Problem requirements
Copy each line of the data below with the word "from".

Source data

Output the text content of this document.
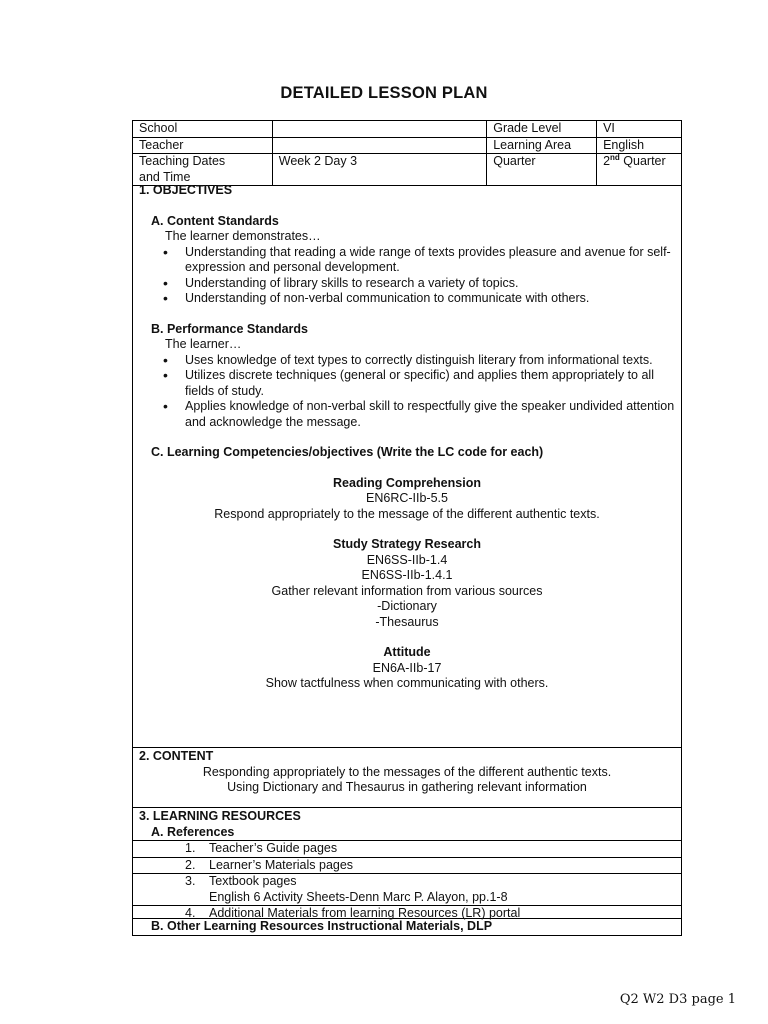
DETAILED LESSON PLAN
School		Grade Level	VI
Teacher		Learning Area	English
Teaching Dates
and Time	Week 2 Day 3	Quarter	2nd Quarter
1. OBJECTIVES
A. Content Standards
The learner demonstrates…
• Understanding that reading a wide range of texts provides pleasure and avenue for self-expression and personal development.
• Understanding of library skills to research a variety of topics.
• Understanding of non-verbal communication to communicate with others.
B. Performance Standards
The learner…
• Uses knowledge of text types to correctly distinguish literary from informational texts.
• Utilizes discrete techniques (general or specific) and applies them appropriately to all fields of study.
• Applies knowledge of non-verbal skill to respectfully give the speaker undivided attention and acknowledge the message.
C. Learning Competencies/objectives (Write the LC code for each)
Reading Comprehension
EN6RC-IIb-5.5
Respond appropriately to the message of the different authentic texts.
Study Strategy Research
EN6SS-IIb-1.4
EN6SS-IIb-1.4.1
Gather relevant information from various sources
-Dictionary
-Thesaurus
Attitude
EN6A-IIb-17
Show tactfulness when communicating with others.
2. CONTENT
Responding appropriately to the messages of the different authentic texts.
Using Dictionary and Thesaurus in gathering relevant information
3. LEARNING RESOURCES
A. References
1. Teacher’s Guide pages
2. Learner’s Materials pages
3. Textbook pages
English 6 Activity Sheets-Denn Marc P. Alayon, pp.1-8
4. Additional Materials from learning Resources (LR) portal
B. Other Learning Resources Instructional Materials, DLP
Q2 W2 D3 page 1
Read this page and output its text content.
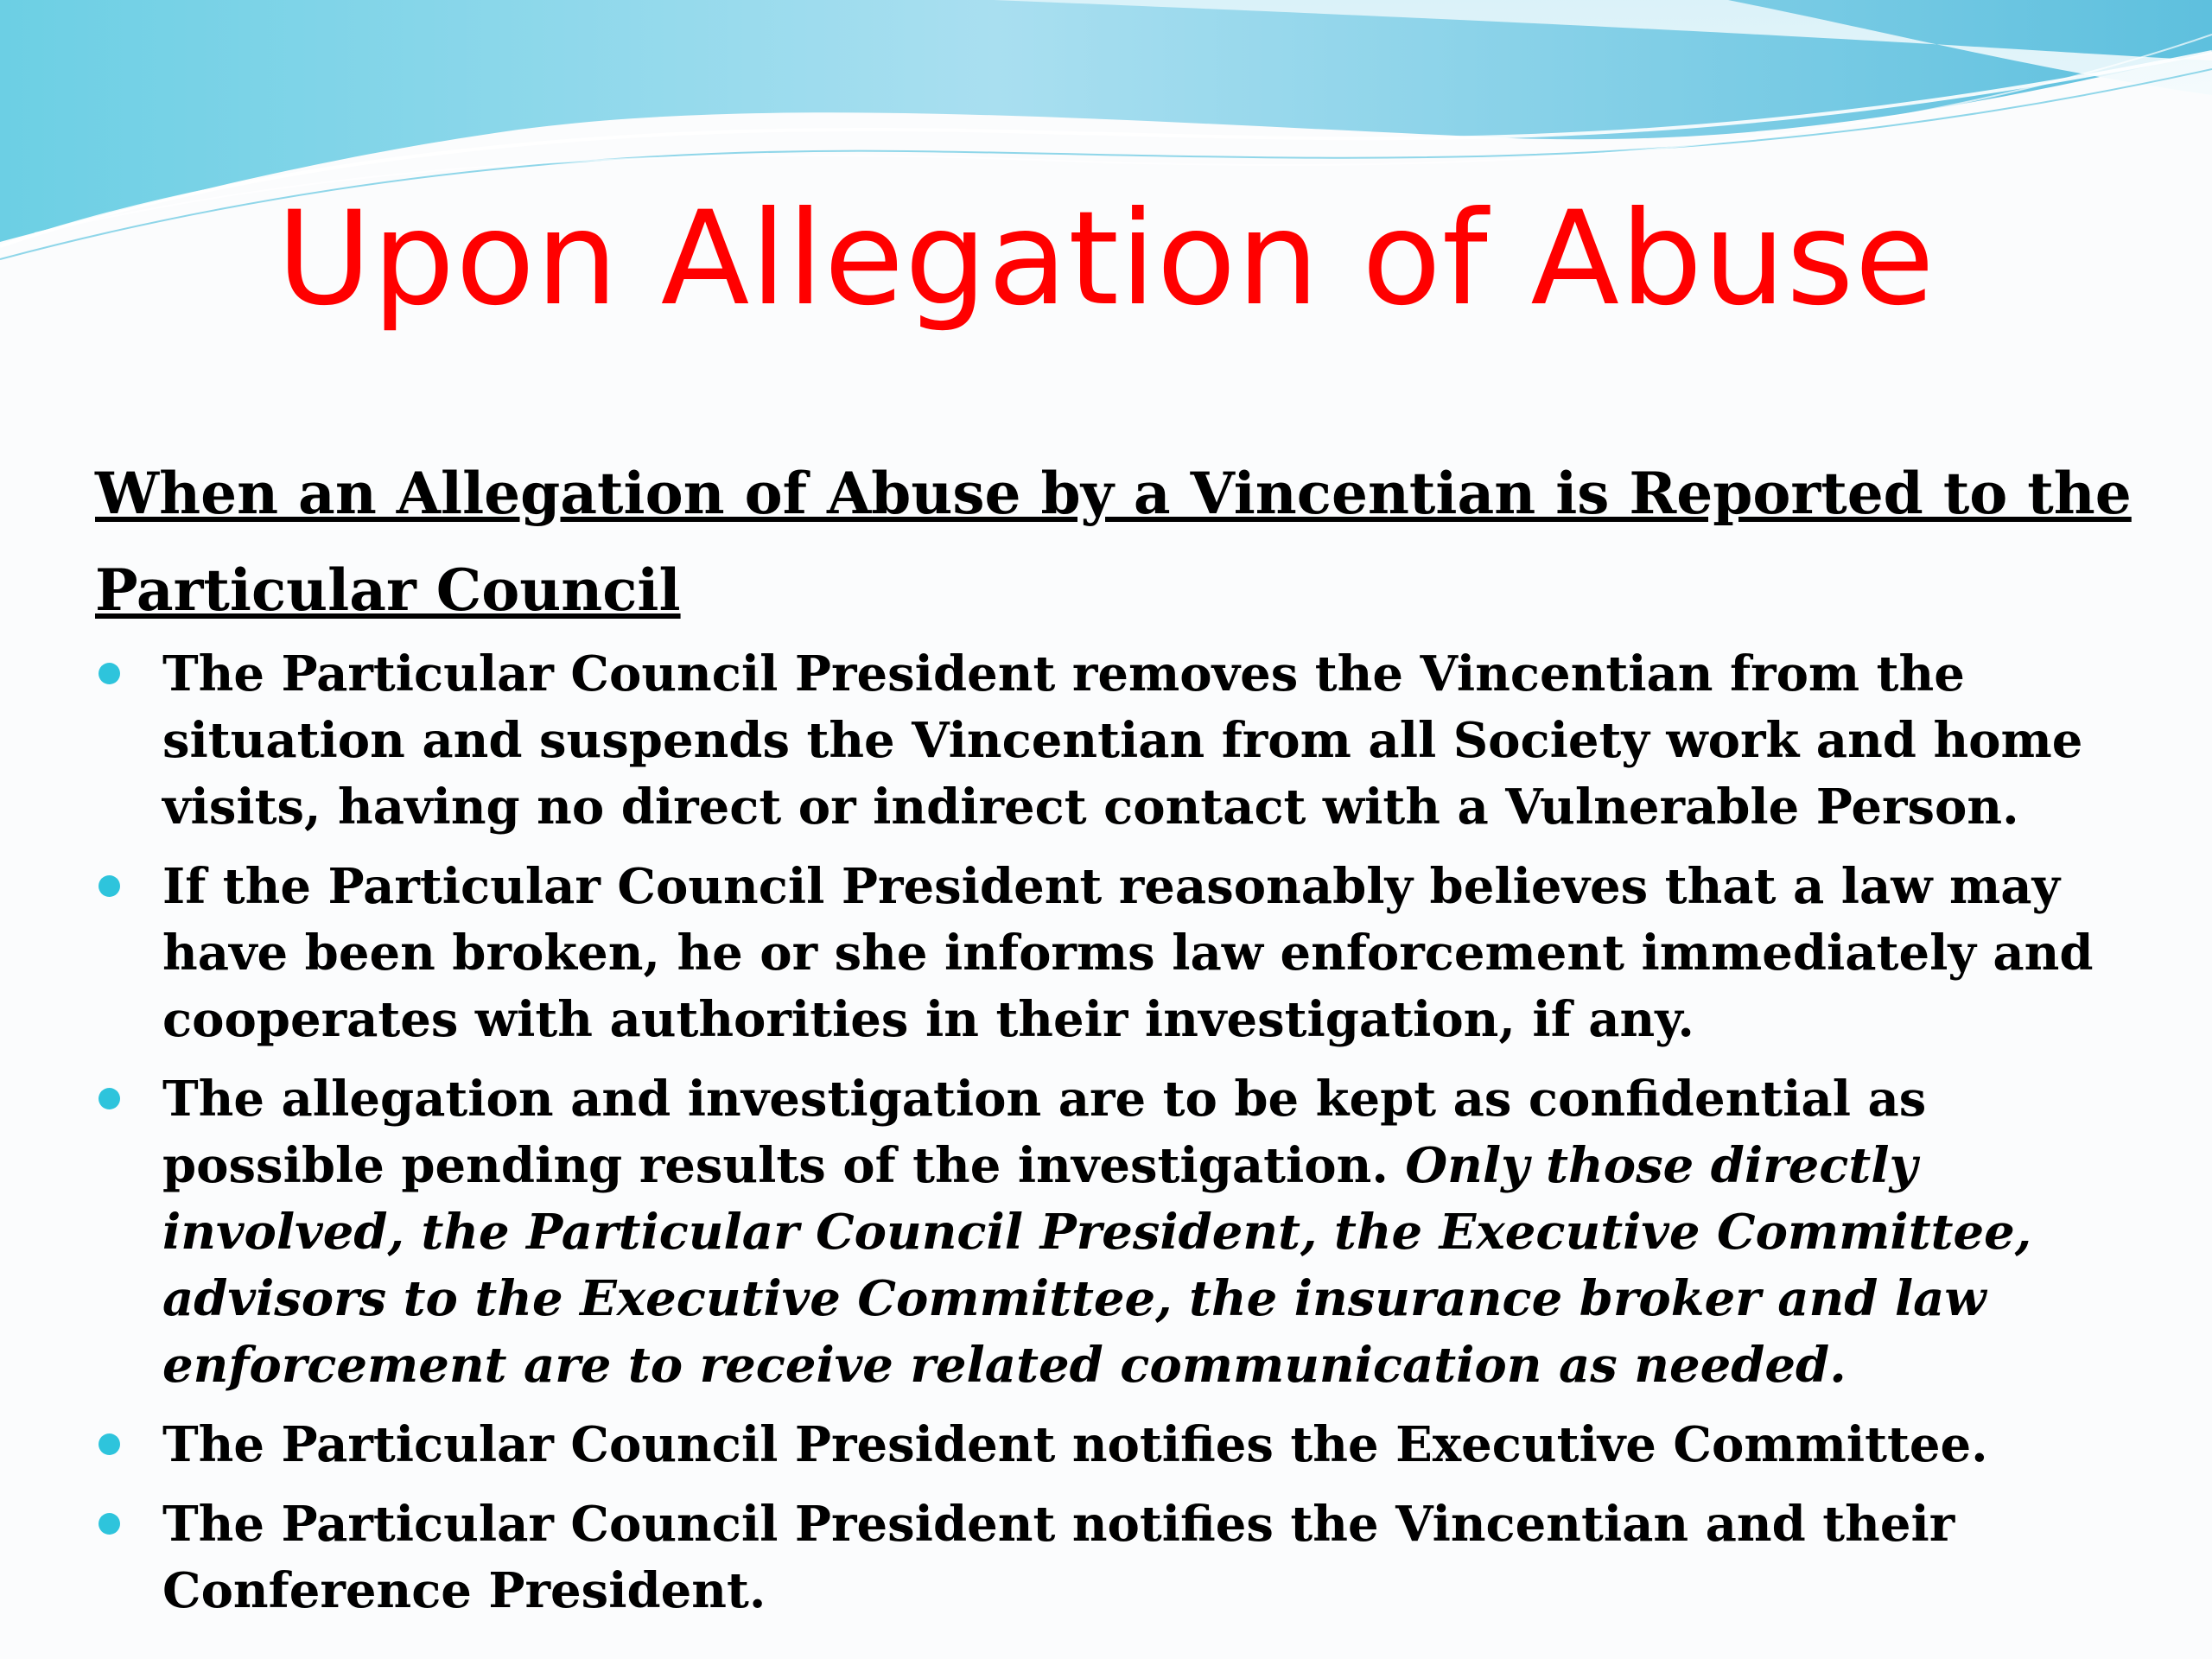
Upon Allegation of Abuse
When an Allegation of Abuse by a Vincentian is Reported to the
Particular Council
The Particular Council President removes the Vincentian from the situation and suspends the Vincentian from all Society work and home visits, having no direct or indirect contact with a Vulnerable Person.
If the Particular Council President reasonably believes that a law may have been broken, he or she informs law enforcement immediately and cooperates with authorities in their investigation, if any.
The allegation and investigation are to be kept as confidential as possible pending results of the investigation. Only those directly involved, the Particular Council President, the Executive Committee, advisors to the Executive Committee, the insurance broker and law enforcement are to receive related communication as needed.
The Particular Council President notifies the Executive Committee.
The Particular Council President notifies the Vincentian and their Conference President.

Solution for this problem
• Uses knowledge of text types to correctly distinguish literary from informational texts.
Gather relevant information from various sources
4. Additional Materials from learning Resources (LR) portal
The Particular Council President removes the Vincentian from the situation and suspends the Vincentian from all Society work and home visits, having no direct or indirect contact with a Vulnerable Person.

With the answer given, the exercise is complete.